--- Source records ---

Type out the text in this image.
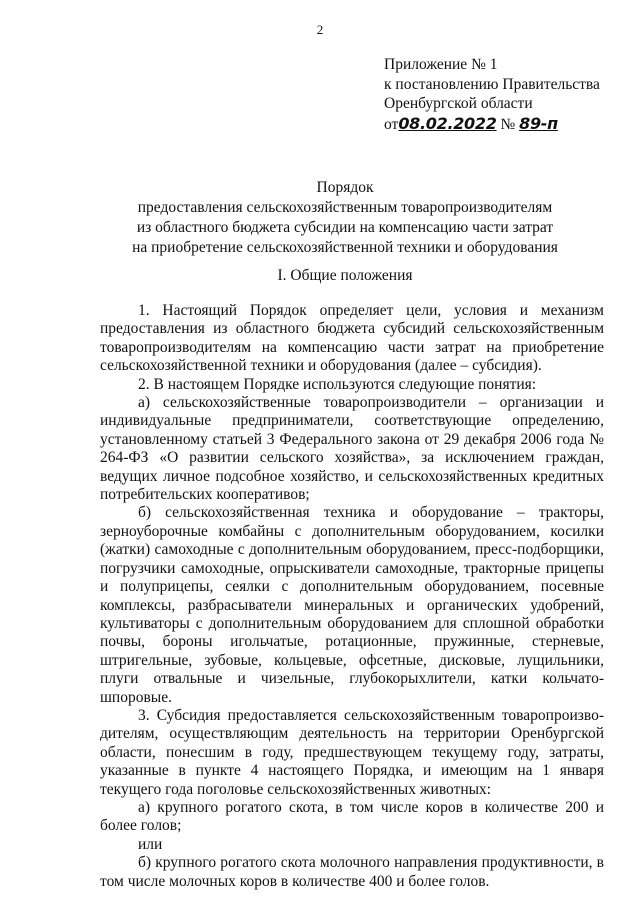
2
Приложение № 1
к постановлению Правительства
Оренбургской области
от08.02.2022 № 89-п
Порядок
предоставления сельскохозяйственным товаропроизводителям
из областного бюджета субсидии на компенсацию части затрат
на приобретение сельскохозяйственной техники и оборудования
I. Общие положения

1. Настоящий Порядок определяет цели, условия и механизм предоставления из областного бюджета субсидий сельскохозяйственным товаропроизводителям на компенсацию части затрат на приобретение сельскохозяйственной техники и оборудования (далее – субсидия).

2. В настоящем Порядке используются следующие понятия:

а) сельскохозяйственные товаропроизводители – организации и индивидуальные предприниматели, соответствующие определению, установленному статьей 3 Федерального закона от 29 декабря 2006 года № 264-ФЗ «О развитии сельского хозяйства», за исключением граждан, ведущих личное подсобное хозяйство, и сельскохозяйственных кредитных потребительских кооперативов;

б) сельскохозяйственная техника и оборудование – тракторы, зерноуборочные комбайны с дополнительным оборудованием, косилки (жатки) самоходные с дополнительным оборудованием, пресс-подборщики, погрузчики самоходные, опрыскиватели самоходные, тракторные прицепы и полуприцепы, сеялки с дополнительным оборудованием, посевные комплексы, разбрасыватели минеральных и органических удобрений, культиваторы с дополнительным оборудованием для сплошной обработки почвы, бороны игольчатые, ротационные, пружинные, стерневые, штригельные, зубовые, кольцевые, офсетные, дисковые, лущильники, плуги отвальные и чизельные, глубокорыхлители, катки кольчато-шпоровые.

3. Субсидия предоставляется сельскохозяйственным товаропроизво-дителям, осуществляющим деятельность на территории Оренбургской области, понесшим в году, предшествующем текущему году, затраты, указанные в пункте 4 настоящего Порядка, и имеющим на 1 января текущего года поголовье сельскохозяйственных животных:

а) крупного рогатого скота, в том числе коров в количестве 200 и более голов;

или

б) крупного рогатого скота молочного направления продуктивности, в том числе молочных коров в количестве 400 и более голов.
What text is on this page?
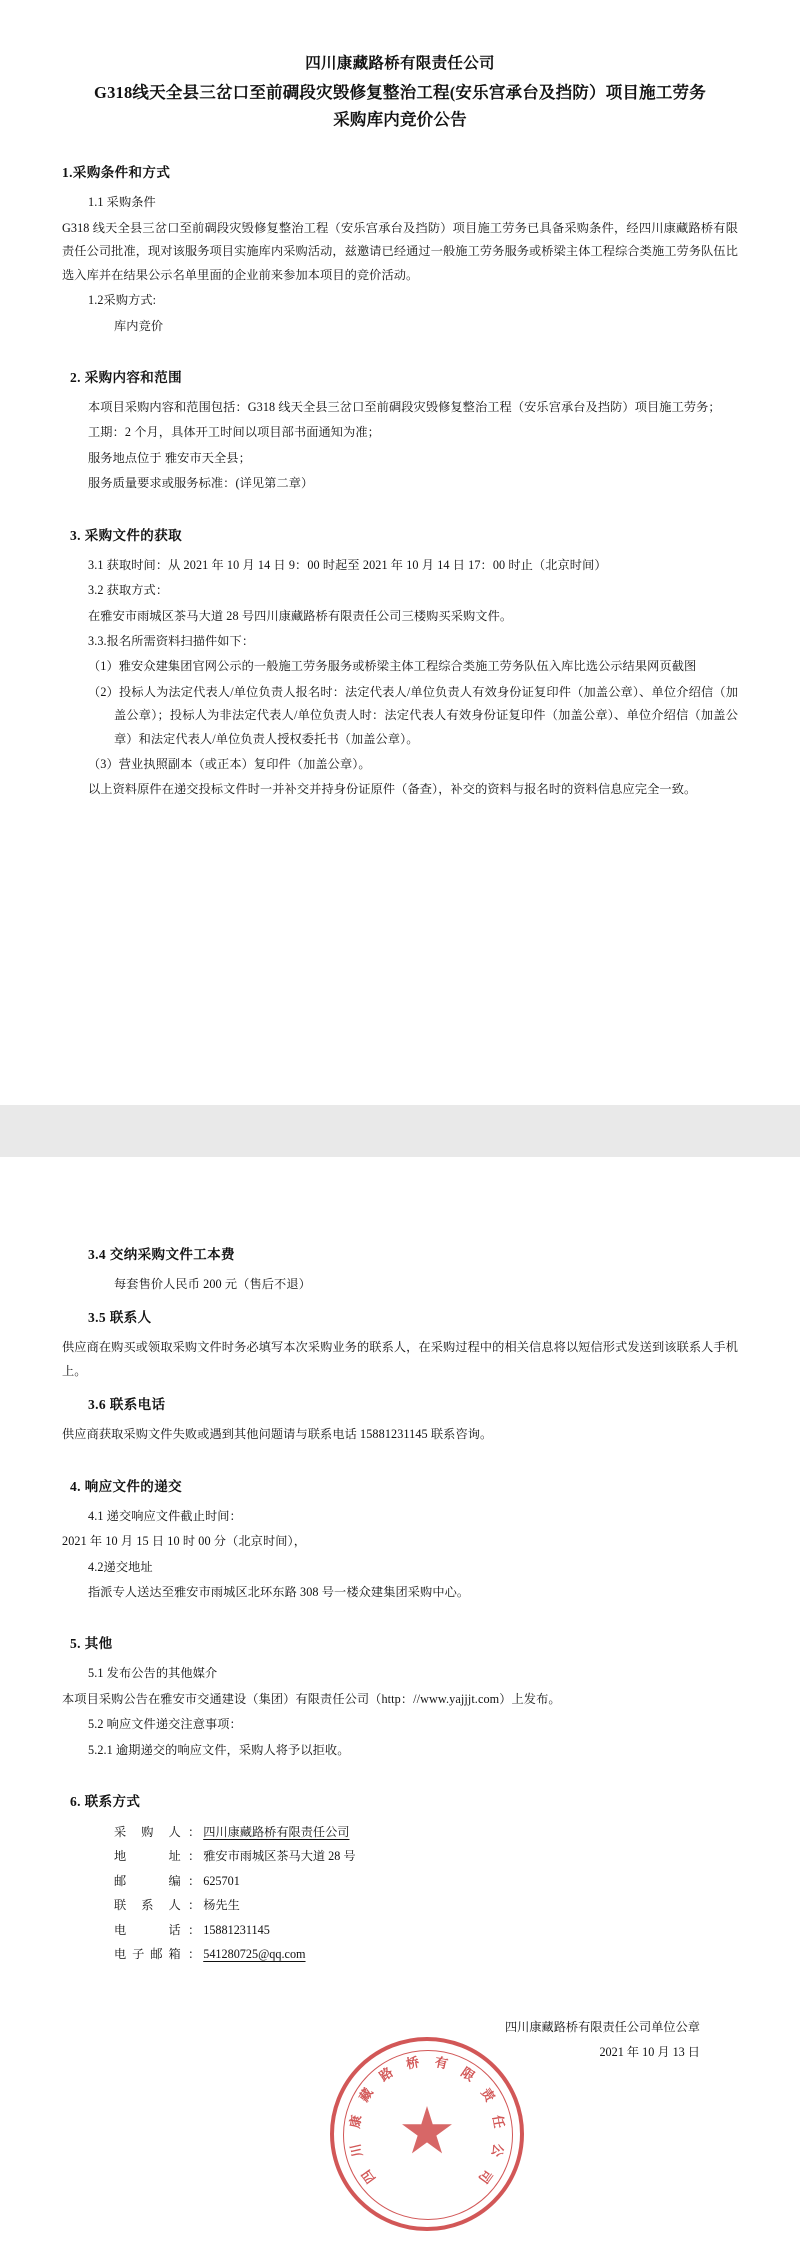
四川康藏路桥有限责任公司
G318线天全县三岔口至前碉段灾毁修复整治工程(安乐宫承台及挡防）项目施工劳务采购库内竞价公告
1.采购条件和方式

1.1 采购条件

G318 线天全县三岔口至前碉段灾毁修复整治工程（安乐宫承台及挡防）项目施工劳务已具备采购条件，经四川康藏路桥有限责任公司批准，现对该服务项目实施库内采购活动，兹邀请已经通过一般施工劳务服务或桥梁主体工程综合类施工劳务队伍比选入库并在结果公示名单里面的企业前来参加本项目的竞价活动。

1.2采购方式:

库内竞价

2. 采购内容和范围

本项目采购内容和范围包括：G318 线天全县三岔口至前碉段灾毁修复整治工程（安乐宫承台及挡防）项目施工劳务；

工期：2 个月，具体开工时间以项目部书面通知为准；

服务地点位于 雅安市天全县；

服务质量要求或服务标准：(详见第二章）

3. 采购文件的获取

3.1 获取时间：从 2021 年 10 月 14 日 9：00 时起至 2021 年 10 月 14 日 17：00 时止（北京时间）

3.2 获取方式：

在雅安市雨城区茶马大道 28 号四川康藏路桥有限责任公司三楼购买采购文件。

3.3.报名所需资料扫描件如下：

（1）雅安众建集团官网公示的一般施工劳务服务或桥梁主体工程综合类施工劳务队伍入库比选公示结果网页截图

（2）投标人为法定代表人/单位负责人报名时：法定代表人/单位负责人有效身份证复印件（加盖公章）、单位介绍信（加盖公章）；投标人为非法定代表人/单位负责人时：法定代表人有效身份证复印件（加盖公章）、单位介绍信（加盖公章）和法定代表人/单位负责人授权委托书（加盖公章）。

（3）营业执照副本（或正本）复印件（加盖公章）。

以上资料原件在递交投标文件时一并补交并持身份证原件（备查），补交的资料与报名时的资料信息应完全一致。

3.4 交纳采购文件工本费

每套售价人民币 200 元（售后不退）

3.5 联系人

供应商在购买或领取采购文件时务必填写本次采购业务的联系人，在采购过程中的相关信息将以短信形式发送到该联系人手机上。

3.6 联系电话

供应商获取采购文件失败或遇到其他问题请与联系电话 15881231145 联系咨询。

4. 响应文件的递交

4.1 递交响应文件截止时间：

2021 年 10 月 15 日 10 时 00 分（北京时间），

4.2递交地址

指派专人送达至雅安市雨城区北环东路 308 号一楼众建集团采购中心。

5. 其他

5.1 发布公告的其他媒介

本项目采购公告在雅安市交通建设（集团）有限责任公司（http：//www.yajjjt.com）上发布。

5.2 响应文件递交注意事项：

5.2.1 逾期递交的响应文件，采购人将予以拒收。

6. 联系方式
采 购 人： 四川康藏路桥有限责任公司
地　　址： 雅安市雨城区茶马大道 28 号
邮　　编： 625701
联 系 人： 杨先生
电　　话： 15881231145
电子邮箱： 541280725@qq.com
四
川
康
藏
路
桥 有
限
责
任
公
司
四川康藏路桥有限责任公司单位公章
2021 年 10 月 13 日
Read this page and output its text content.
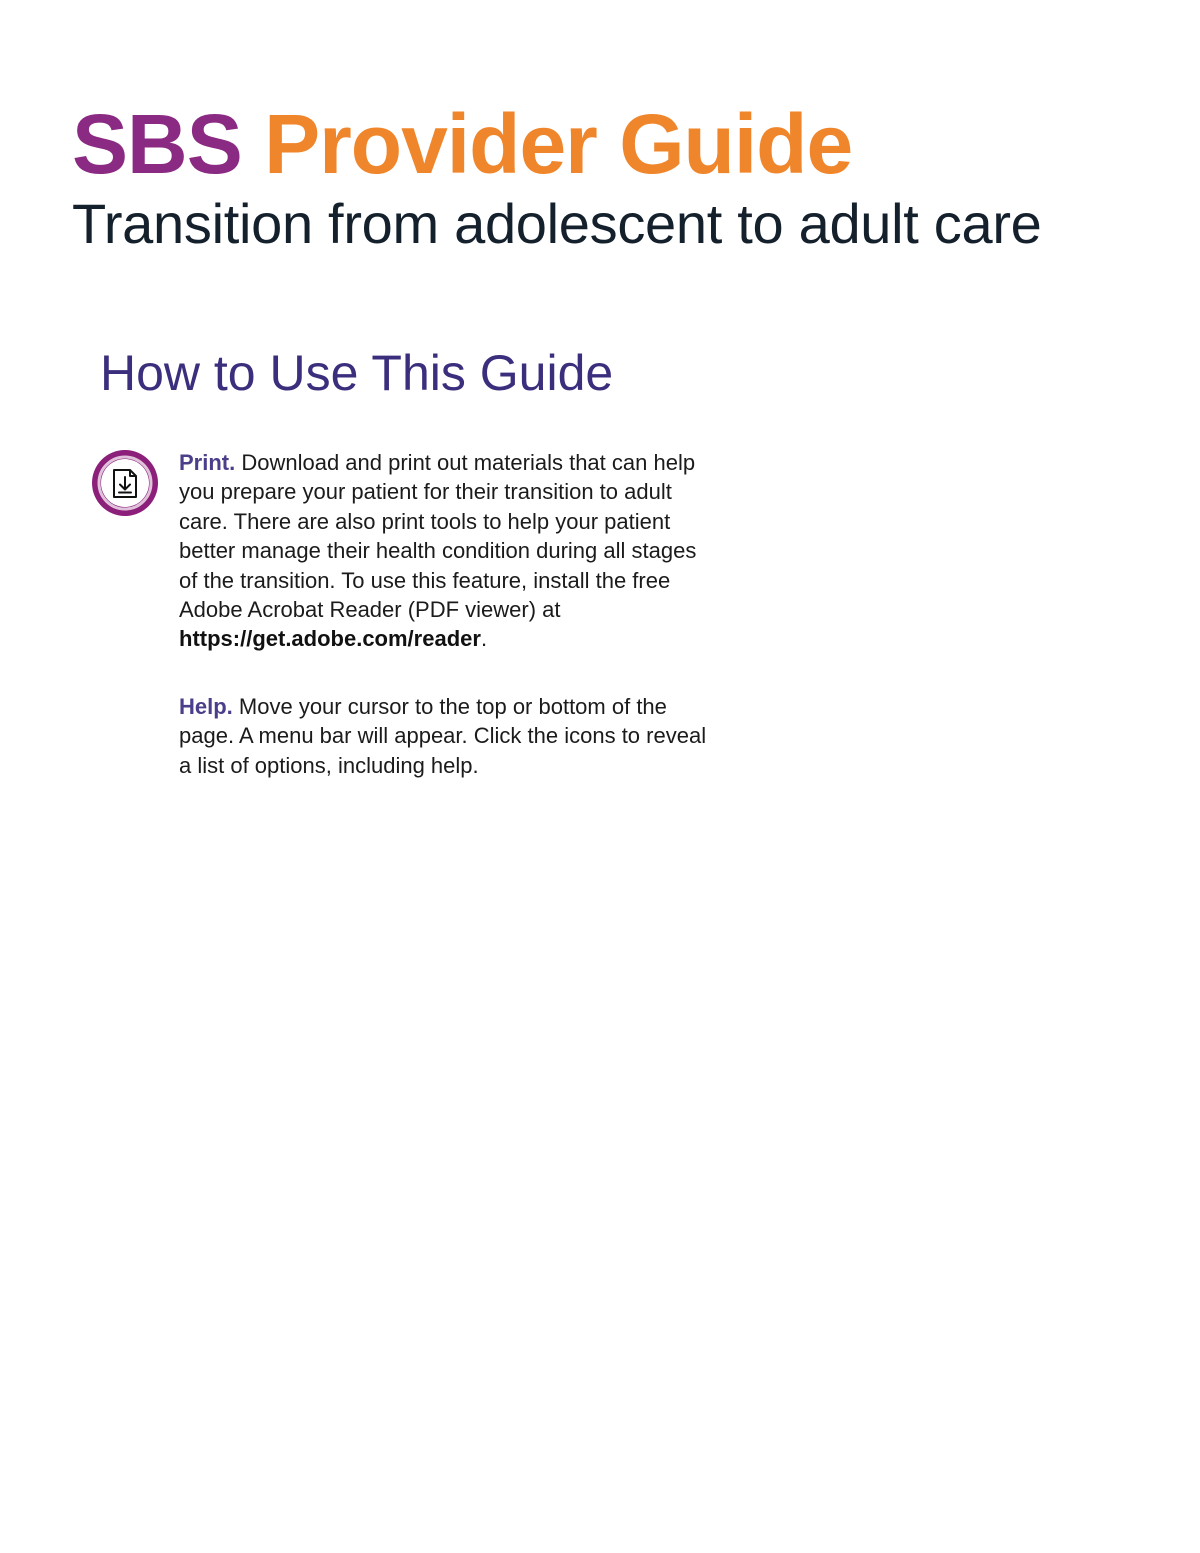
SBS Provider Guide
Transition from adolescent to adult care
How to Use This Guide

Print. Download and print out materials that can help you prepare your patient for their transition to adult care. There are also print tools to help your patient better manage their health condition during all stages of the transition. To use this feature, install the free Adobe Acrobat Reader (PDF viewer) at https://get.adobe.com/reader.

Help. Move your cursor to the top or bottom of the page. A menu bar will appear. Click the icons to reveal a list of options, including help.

---

__Task objective__: Would you mind returning each entry above word for word, skipping the images?

__Complete answer__:
Type out the text in this image.
2
Приложение № 1
к постановлению Правительства
Оренбургской области
от08.02.2022 № 89-п
Порядок
предоставления сельскохозяйственным товаропроизводителям
из областного бюджета субсидии на компенсацию части затрат
на приобретение сельскохозяйственной техники и оборудования
I. Общие положения

1. Настоящий Порядок определяет цели, условия и механизм предоставления из областного бюджета субсидий сельскохозяйственным товаропроизводителям на компенсацию части затрат на приобретение сельскохозяйственной техники и оборудования (далее – субсидия).

2. В настоящем Порядке используются следующие понятия:

а) сельскохозяйственные товаропроизводители – организации и индивидуальные предприниматели, соответствующие определению, установленному статьей 3 Федерального закона от 29 декабря 2006 года № 264-ФЗ «О развитии сельского хозяйства», за исключением граждан, ведущих личное подсобное хозяйство, и сельскохозяйственных кредитных потребительских кооперативов;

б) сельскохозяйственная техника и оборудование – тракторы, зерноуборочные комбайны с дополнительным оборудованием, косилки (жатки) самоходные с дополнительным оборудованием, пресс-подборщики, погрузчики самоходные, опрыскиватели самоходные, тракторные прицепы и полуприцепы, сеялки с дополнительным оборудованием, посевные комплексы, разбрасыватели минеральных и органических удобрений, культиваторы с дополнительным оборудованием для сплошной обработки почвы, бороны игольчатые, ротационные, пружинные, стерневые, штригельные, зубовые, кольцевые, офсетные, дисковые, лущильники, плуги отвальные и чизельные, глубокорыхлители, катки кольчато-шпоровые.

3. Субсидия предоставляется сельскохозяйственным товаропроизво-дителям, осуществляющим деятельность на территории Оренбургской области, понесшим в году, предшествующем текущему году, затраты, указанные в пункте 4 настоящего Порядка, и имеющим на 1 января текущего года поголовье сельскохозяйственных животных:

а) крупного рогатого скота, в том числе коров в количестве 200 и более голов;

или

б) крупного рогатого скота молочного направления продуктивности, в том числе молочных коров в количестве 400 и более голов.
What text is on this page?
四川康藏路桥有限责任公司
G318线天全县三岔口至前碉段灾毁修复整治工程(安乐宫承台及挡防）项目施工劳务采购库内竞价公告
1.采购条件和方式

1.1 采购条件

G318 线天全县三岔口至前碉段灾毁修复整治工程（安乐宫承台及挡防）项目施工劳务已具备采购条件，经四川康藏路桥有限责任公司批准，现对该服务项目实施库内采购活动，兹邀请已经通过一般施工劳务服务或桥梁主体工程综合类施工劳务队伍比选入库并在结果公示名单里面的企业前来参加本项目的竞价活动。

1.2采购方式:

库内竞价

2. 采购内容和范围

本项目采购内容和范围包括：G318 线天全县三岔口至前碉段灾毁修复整治工程（安乐宫承台及挡防）项目施工劳务；

工期：2 个月，具体开工时间以项目部书面通知为准；

服务地点位于 雅安市天全县；

服务质量要求或服务标准：(详见第二章）

3. 采购文件的获取

3.1 获取时间：从 2021 年 10 月 14 日 9：00 时起至 2021 年 10 月 14 日 17：00 时止（北京时间）

3.2 获取方式：

在雅安市雨城区茶马大道 28 号四川康藏路桥有限责任公司三楼购买采购文件。

3.3.报名所需资料扫描件如下：

（1）雅安众建集团官网公示的一般施工劳务服务或桥梁主体工程综合类施工劳务队伍入库比选公示结果网页截图

（2）投标人为法定代表人/单位负责人报名时：法定代表人/单位负责人有效身份证复印件（加盖公章）、单位介绍信（加盖公章）；投标人为非法定代表人/单位负责人时：法定代表人有效身份证复印件（加盖公章）、单位介绍信（加盖公章）和法定代表人/单位负责人授权委托书（加盖公章）。

（3）营业执照副本（或正本）复印件（加盖公章）。

以上资料原件在递交投标文件时一并补交并持身份证原件（备查），补交的资料与报名时的资料信息应完全一致。

3.4 交纳采购文件工本费

每套售价人民币 200 元（售后不退）

3.5 联系人

供应商在购买或领取采购文件时务必填写本次采购业务的联系人，在采购过程中的相关信息将以短信形式发送到该联系人手机上。

3.6 联系电话

供应商获取采购文件失败或遇到其他问题请与联系电话 15881231145 联系咨询。

4. 响应文件的递交

4.1 递交响应文件截止时间：

2021 年 10 月 15 日 10 时 00 分（北京时间），

4.2递交地址

指派专人送达至雅安市雨城区北环东路 308 号一楼众建集团采购中心。

5. 其他

5.1 发布公告的其他媒介

本项目采购公告在雅安市交通建设（集团）有限责任公司（http：//www.yajjjt.com）上发布。

5.2 响应文件递交注意事项：

5.2.1 逾期递交的响应文件，采购人将予以拒收。

6. 联系方式
采 购 人： 四川康藏路桥有限责任公司
地　　址： 雅安市雨城区茶马大道 28 号
邮　　编： 625701
联 系 人： 杨先生
电　　话： 15881231145
电子邮箱： 541280725@qq.com
四
川
康
藏
路
桥 有
限
责
任
公
司
四川康藏路桥有限责任公司单位公章
2021 年 10 月 13 日
Read this page and output its text content.
SBS Provider Guide
Transition from adolescent to adult care
How to Use This Guide

Print. Download and print out materials that can help you prepare your patient for their transition to adult care. There are also print tools to help your patient better manage their health condition during all stages of the transition. To use this feature, install the free Adobe Acrobat Reader (PDF viewer) at https://get.adobe.com/reader.

Help. Move your cursor to the top or bottom of the page. A menu bar will appear. Click the icons to reveal a list of options, including help.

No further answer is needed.